What to produce: Each record must be retyped in full. No character may differ.

Provided information:

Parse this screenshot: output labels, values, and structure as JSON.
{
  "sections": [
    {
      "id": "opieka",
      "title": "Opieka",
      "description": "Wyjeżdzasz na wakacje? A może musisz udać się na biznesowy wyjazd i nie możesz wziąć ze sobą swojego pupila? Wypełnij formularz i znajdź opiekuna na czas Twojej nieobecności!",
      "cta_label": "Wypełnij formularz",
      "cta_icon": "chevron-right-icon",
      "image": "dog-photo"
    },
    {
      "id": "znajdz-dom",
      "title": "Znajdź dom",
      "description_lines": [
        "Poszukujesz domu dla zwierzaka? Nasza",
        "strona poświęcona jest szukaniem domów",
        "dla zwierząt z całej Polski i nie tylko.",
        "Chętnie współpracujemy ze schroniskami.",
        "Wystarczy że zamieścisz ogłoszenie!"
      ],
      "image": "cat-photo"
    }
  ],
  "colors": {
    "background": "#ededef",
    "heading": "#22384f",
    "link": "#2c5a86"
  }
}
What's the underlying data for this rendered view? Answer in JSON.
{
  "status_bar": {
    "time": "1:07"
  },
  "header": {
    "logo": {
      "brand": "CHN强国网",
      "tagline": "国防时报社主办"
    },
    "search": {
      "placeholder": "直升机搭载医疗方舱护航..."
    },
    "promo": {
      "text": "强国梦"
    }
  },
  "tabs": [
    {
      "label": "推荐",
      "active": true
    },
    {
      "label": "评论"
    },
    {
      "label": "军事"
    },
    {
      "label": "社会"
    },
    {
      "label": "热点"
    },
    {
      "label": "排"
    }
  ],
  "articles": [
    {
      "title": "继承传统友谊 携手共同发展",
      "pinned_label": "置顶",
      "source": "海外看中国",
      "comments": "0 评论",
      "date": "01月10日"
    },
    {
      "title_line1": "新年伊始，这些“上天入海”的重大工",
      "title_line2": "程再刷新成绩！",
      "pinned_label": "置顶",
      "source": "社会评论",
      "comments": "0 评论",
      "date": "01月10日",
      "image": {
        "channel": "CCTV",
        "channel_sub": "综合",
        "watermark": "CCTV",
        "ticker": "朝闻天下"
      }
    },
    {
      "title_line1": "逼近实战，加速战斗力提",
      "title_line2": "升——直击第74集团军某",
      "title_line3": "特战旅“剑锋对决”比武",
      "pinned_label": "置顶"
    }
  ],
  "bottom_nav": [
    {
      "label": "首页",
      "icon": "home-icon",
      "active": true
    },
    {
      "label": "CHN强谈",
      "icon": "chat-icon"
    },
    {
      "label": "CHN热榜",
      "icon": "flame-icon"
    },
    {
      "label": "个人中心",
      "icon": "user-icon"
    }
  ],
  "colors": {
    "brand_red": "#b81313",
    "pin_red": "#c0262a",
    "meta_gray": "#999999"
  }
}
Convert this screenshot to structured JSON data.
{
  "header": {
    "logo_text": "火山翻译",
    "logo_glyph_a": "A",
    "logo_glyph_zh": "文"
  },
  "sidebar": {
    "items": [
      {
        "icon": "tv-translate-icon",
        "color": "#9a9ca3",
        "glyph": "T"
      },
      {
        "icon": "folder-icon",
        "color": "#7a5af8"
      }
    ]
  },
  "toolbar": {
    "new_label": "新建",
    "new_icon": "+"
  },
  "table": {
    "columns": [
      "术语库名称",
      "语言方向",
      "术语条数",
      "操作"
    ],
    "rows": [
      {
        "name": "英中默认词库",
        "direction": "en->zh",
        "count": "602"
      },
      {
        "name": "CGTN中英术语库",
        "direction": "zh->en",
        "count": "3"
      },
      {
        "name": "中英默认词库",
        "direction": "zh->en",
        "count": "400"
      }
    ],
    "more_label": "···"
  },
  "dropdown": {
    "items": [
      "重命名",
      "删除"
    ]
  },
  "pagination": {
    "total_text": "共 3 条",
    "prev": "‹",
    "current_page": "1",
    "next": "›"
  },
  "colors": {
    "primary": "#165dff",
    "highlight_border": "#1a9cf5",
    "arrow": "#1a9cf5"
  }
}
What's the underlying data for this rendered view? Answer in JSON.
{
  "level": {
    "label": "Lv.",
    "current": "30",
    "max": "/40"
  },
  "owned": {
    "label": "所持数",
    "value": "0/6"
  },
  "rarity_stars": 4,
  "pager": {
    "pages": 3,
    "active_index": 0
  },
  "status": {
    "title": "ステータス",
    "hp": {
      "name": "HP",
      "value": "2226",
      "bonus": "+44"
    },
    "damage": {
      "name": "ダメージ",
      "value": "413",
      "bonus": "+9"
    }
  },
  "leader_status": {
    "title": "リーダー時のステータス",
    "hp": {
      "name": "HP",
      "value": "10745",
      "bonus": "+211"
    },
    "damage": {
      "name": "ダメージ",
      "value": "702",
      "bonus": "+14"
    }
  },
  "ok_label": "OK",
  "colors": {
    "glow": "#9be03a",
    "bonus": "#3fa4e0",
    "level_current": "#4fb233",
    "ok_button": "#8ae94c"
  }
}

The result:
Parse this screenshot: output labels, values, and structure as JSON.
{
  "sections": [
    {
      "id": "opieka",
      "title": "Opieka",
      "description": "Wyjeżdzasz na wakacje? A może musisz udać się na biznesowy wyjazd i nie możesz wziąć ze sobą swojego pupila? Wypełnij formularz i znajdź opiekuna na czas Twojej nieobecności!",
      "cta_label": "Wypełnij formularz",
      "cta_icon": "chevron-right-icon",
      "image": "dog-photo"
    },
    {
      "id": "znajdz-dom",
      "title": "Znajdź dom",
      "description_lines": [
        "Poszukujesz domu dla zwierzaka? Nasza",
        "strona poświęcona jest szukaniem domów",
        "dla zwierząt z całej Polski i nie tylko.",
        "Chętnie współpracujemy ze schroniskami.",
        "Wystarczy że zamieścisz ogłoszenie!"
      ],
      "image": "cat-photo"
    }
  ],
  "colors": {
    "background": "#ededef",
    "heading": "#22384f",
    "link": "#2c5a86"
  }
}
What's the underlying data for this rendered view? Answer in JSON.
{
  "status_bar": {
    "time": "1:07"
  },
  "header": {
    "logo": {
      "brand": "CHN强国网",
      "tagline": "国防时报社主办"
    },
    "search": {
      "placeholder": "直升机搭载医疗方舱护航..."
    },
    "promo": {
      "text": "强国梦"
    }
  },
  "tabs": [
    {
      "label": "推荐",
      "active": true
    },
    {
      "label": "评论"
    },
    {
      "label": "军事"
    },
    {
      "label": "社会"
    },
    {
      "label": "热点"
    },
    {
      "label": "排"
    }
  ],
  "articles": [
    {
      "title": "继承传统友谊 携手共同发展",
      "pinned_label": "置顶",
      "source": "海外看中国",
      "comments": "0 评论",
      "date": "01月10日"
    },
    {
      "title_line1": "新年伊始，这些“上天入海”的重大工",
      "title_line2": "程再刷新成绩！",
      "pinned_label": "置顶",
      "source": "社会评论",
      "comments": "0 评论",
      "date": "01月10日",
      "image": {
        "channel": "CCTV",
        "channel_sub": "综合",
        "watermark": "CCTV",
        "ticker": "朝闻天下"
      }
    },
    {
      "title_line1": "逼近实战，加速战斗力提",
      "title_line2": "升——直击第74集团军某",
      "title_line3": "特战旅“剑锋对决”比武",
      "pinned_label": "置顶"
    }
  ],
  "bottom_nav": [
    {
      "label": "首页",
      "icon": "home-icon",
      "active": true
    },
    {
      "label": "CHN强谈",
      "icon": "chat-icon"
    },
    {
      "label": "CHN热榜",
      "icon": "flame-icon"
    },
    {
      "label": "个人中心",
      "icon": "user-icon"
    }
  ],
  "colors": {
    "brand_red": "#b81313",
    "pin_red": "#c0262a",
    "meta_gray": "#999999"
  }
}
Convert this screenshot to structured JSON data.
{
  "header": {
    "logo_text": "火山翻译",
    "logo_glyph_a": "A",
    "logo_glyph_zh": "文"
  },
  "sidebar": {
    "items": [
      {
        "icon": "tv-translate-icon",
        "color": "#9a9ca3",
        "glyph": "T"
      },
      {
        "icon": "folder-icon",
        "color": "#7a5af8"
      }
    ]
  },
  "toolbar": {
    "new_label": "新建",
    "new_icon": "+"
  },
  "table": {
    "columns": [
      "术语库名称",
      "语言方向",
      "术语条数",
      "操作"
    ],
    "rows": [
      {
        "name": "英中默认词库",
        "direction": "en->zh",
        "count": "602"
      },
      {
        "name": "CGTN中英术语库",
        "direction": "zh->en",
        "count": "3"
      },
      {
        "name": "中英默认词库",
        "direction": "zh->en",
        "count": "400"
      }
    ],
    "more_label": "···"
  },
  "dropdown": {
    "items": [
      "重命名",
      "删除"
    ]
  },
  "pagination": {
    "total_text": "共 3 条",
    "prev": "‹",
    "current_page": "1",
    "next": "›"
  },
  "colors": {
    "primary": "#165dff",
    "highlight_border": "#1a9cf5",
    "arrow": "#1a9cf5"
  }
}
What's the underlying data for this rendered view? Answer in JSON.
{
  "level": {
    "label": "Lv.",
    "current": "30",
    "max": "/40"
  },
  "owned": {
    "label": "所持数",
    "value": "0/6"
  },
  "rarity_stars": 4,
  "pager": {
    "pages": 3,
    "active_index": 0
  },
  "status": {
    "title": "ステータス",
    "hp": {
      "name": "HP",
      "value": "2226",
      "bonus": "+44"
    },
    "damage": {
      "name": "ダメージ",
      "value": "413",
      "bonus": "+9"
    }
  },
  "leader_status": {
    "title": "リーダー時のステータス",
    "hp": {
      "name": "HP",
      "value": "10745",
      "bonus": "+211"
    },
    "damage": {
      "name": "ダメージ",
      "value": "702",
      "bonus": "+14"
    }
  },
  "ok_label": "OK",
  "colors": {
    "glow": "#9be03a",
    "bonus": "#3fa4e0",
    "level_current": "#4fb233",
    "ok_button": "#8ae94c"
  }
}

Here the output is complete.